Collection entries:

-- begin --

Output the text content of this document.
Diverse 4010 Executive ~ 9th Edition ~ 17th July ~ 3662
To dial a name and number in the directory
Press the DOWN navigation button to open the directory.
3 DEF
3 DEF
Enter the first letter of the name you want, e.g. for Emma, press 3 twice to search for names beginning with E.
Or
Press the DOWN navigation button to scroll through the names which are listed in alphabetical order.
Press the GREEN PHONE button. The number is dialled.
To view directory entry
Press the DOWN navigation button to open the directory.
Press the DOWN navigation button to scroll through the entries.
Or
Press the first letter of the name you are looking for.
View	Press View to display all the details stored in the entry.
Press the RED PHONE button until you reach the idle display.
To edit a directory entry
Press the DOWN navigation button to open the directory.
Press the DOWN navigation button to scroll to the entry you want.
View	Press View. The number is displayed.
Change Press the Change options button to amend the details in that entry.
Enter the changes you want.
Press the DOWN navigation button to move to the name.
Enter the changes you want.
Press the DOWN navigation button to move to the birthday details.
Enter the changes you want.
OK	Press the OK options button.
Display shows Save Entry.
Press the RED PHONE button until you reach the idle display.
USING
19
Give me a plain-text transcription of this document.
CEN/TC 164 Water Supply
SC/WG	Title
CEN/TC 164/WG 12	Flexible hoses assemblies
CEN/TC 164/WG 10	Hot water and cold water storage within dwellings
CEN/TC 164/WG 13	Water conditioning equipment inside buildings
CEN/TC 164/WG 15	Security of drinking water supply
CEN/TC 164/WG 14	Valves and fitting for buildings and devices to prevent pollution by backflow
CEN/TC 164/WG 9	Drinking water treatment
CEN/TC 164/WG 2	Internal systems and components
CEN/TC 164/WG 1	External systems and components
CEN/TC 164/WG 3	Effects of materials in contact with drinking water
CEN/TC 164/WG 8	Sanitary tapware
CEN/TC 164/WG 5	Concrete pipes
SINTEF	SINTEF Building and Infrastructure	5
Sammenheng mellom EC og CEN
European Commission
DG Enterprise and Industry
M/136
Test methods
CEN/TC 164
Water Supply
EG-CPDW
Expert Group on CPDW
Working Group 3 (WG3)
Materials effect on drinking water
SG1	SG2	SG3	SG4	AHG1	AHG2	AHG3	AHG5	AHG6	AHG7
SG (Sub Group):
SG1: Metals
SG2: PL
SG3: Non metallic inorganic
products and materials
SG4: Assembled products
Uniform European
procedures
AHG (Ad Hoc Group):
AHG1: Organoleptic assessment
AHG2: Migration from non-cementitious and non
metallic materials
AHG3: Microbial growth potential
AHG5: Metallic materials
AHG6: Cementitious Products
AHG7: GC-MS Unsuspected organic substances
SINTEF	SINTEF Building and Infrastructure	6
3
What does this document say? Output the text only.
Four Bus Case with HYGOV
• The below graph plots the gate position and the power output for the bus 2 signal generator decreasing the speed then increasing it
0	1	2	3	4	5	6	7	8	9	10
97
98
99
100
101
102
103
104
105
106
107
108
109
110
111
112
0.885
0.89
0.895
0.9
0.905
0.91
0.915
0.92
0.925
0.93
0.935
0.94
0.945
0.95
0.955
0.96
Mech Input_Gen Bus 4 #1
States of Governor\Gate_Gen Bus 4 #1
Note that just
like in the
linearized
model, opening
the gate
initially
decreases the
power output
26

-- end --

Requirement: Look through the data above. Copy every line with the string "document" in it.

Correct response:
Output the text content of this document.
Give me a plain-text transcription of this document.
What does this document say? Output the text only.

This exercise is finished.